* [Required task]:
Repeat each line of the material below exactly as it appears, minus any pictures.

* [Stored entries]:
_ _ _

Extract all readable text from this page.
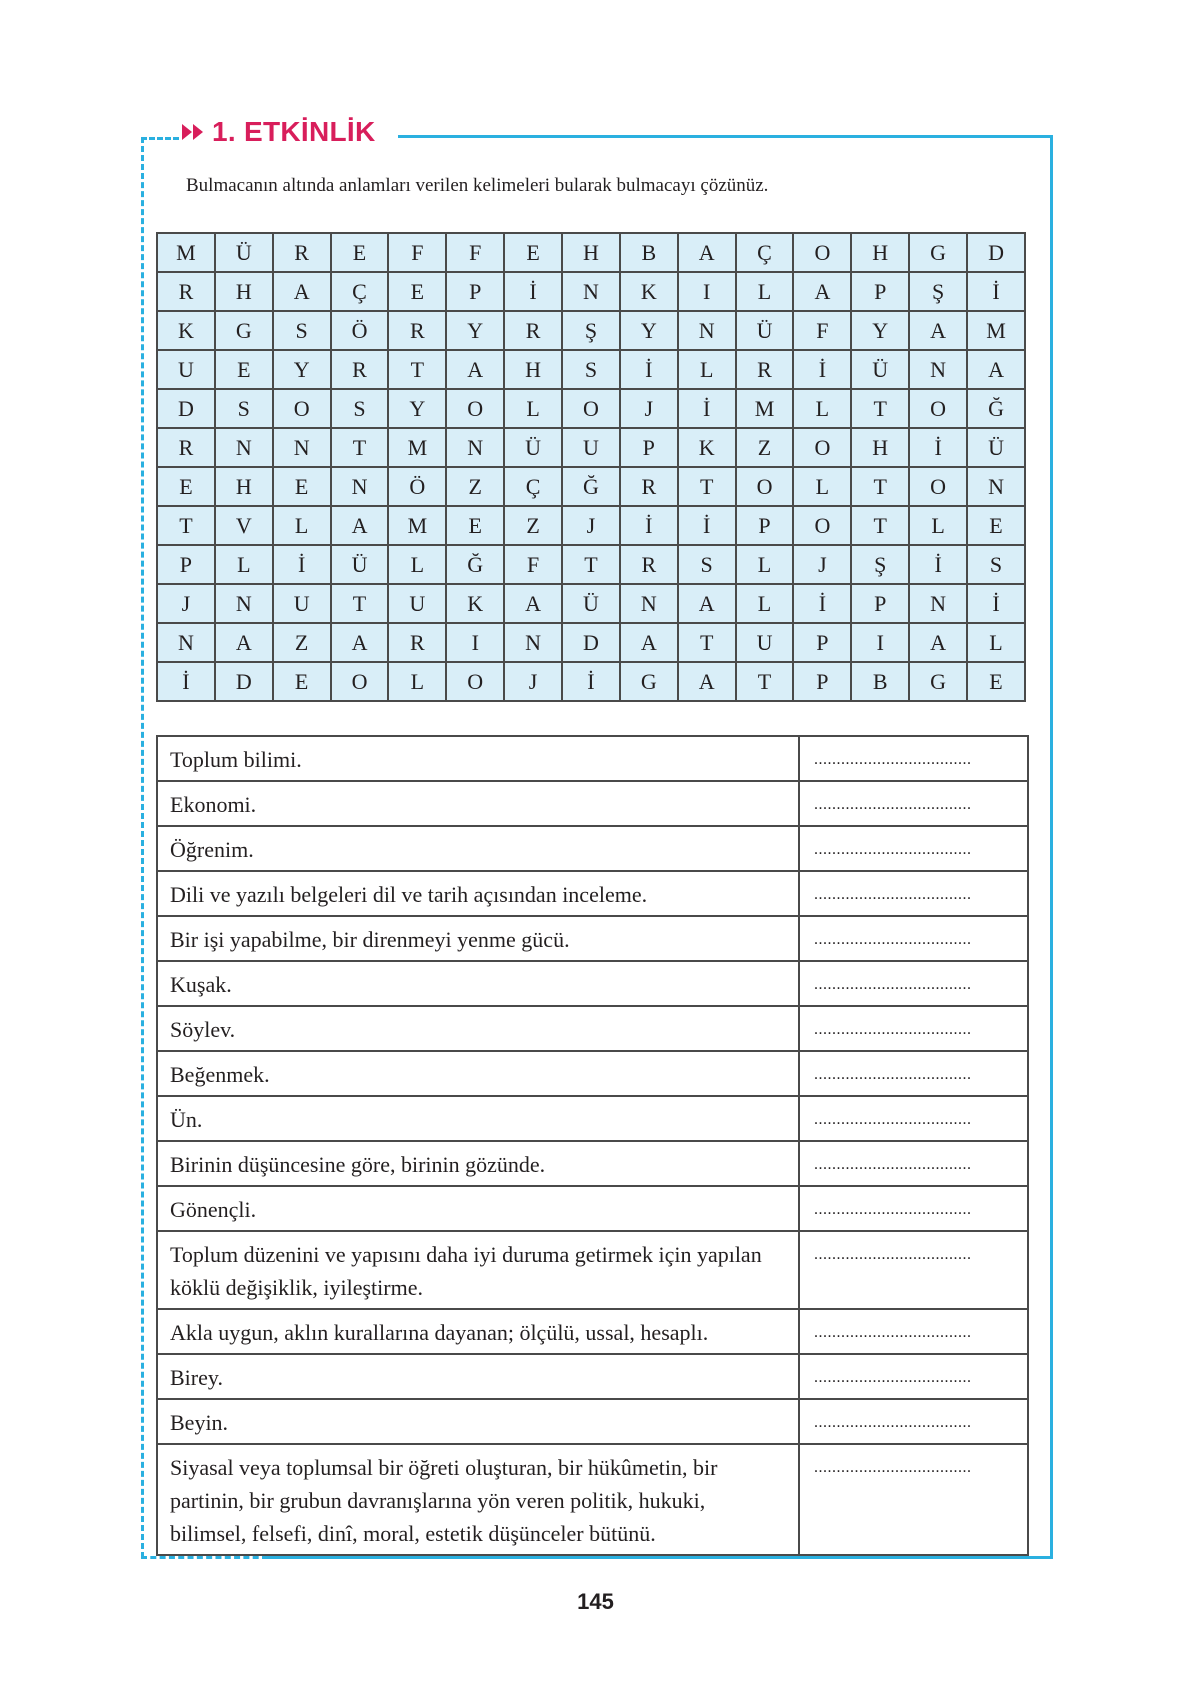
1. ETKİNLİK
Bulmacanın altında anlamları verilen kelimeleri bularak bulmacayı çözünüz.
M	Ü	R	E	F	F	E	H	B	A	Ç	O	H	G	D
R	H	A	Ç	E	P	İ	N	K	I	L	A	P	Ş	İ
K	G	S	Ö	R	Y	R	Ş	Y	N	Ü	F	Y	A	M
U	E	Y	R	T	A	H	S	İ	L	R	İ	Ü	N	A
D	S	O	S	Y	O	L	O	J	İ	M	L	T	O	Ğ
R	N	N	T	M	N	Ü	U	P	K	Z	O	H	İ	Ü
E	H	E	N	Ö	Z	Ç	Ğ	R	T	O	L	T	O	N
T	V	L	A	M	E	Z	J	İ	İ	P	O	T	L	E
P	L	İ	Ü	L	Ğ	F	T	R	S	L	J	Ş	İ	S
J	N	U	T	U	K	A	Ü	N	A	L	İ	P	N	İ
N	A	Z	A	R	I	N	D	A	T	U	P	I	A	L
İ	D	E	O	L	O	J	İ	G	A	T	P	B	G	E
Toplum bilimi.	...................................
Ekonomi.	...................................
Öğrenim.	...................................
Dili ve yazılı belgeleri dil ve tarih açısından inceleme.	...................................
Bir işi yapabilme, bir direnmeyi yenme gücü.	...................................
Kuşak.	...................................
Söylev.	...................................
Beğenmek.	...................................
Ün.	...................................
Birinin düşüncesine göre, birinin gözünde.	...................................
Gönençli.	...................................
Toplum düzenini ve yapısını daha iyi duruma getirmek için yapılan köklü değişiklik, iyileştirme.	...................................
Akla uygun, aklın kurallarına dayanan; ölçülü, ussal, hesaplı.	...................................
Birey.	...................................
Beyin.	...................................
Siyasal veya toplumsal bir öğreti oluşturan, bir hükûmetin, bir partinin, bir grubun davranışlarına yön veren politik, hukuki, bilimsel, felsefi, dinî, moral, estetik düşünceler bütünü.	...................................
145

_ _ _

* [Solution to the exercise]:
Extract all readable text from this page.
1. ETKİNLİK
Bulmacanın altında anlamları verilen kelimeleri bularak bulmacayı çözünüz.
M	Ü	R	E	F	F	E	H	B	A	Ç	O	H	G	D
R	H	A	Ç	E	P	İ	N	K	I	L	A	P	Ş	İ
K	G	S	Ö	R	Y	R	Ş	Y	N	Ü	F	Y	A	M
U	E	Y	R	T	A	H	S	İ	L	R	İ	Ü	N	A
D	S	O	S	Y	O	L	O	J	İ	M	L	T	O	Ğ
R	N	N	T	M	N	Ü	U	P	K	Z	O	H	İ	Ü
E	H	E	N	Ö	Z	Ç	Ğ	R	T	O	L	T	O	N
T	V	L	A	M	E	Z	J	İ	İ	P	O	T	L	E
P	L	İ	Ü	L	Ğ	F	T	R	S	L	J	Ş	İ	S
J	N	U	T	U	K	A	Ü	N	A	L	İ	P	N	İ
N	A	Z	A	R	I	N	D	A	T	U	P	I	A	L
İ	D	E	O	L	O	J	İ	G	A	T	P	B	G	E
Toplum bilimi.	...................................
Ekonomi.	...................................
Öğrenim.	...................................
Dili ve yazılı belgeleri dil ve tarih açısından inceleme.	...................................
Bir işi yapabilme, bir direnmeyi yenme gücü.	...................................
Kuşak.	...................................
Söylev.	...................................
Beğenmek.	...................................
Ün.	...................................
Birinin düşüncesine göre, birinin gözünde.	...................................
Gönençli.	...................................
Toplum düzenini ve yapısını daha iyi duruma getirmek için yapılan köklü değişiklik, iyileştirme.	...................................
Akla uygun, aklın kurallarına dayanan; ölçülü, ussal, hesaplı.	...................................
Birey.	...................................
Beyin.	...................................
Siyasal veya toplumsal bir öğreti oluşturan, bir hükûmetin, bir partinin, bir grubun davranışlarına yön veren politik, hukuki, bilimsel, felsefi, dinî, moral, estetik düşünceler bütünü.	...................................
145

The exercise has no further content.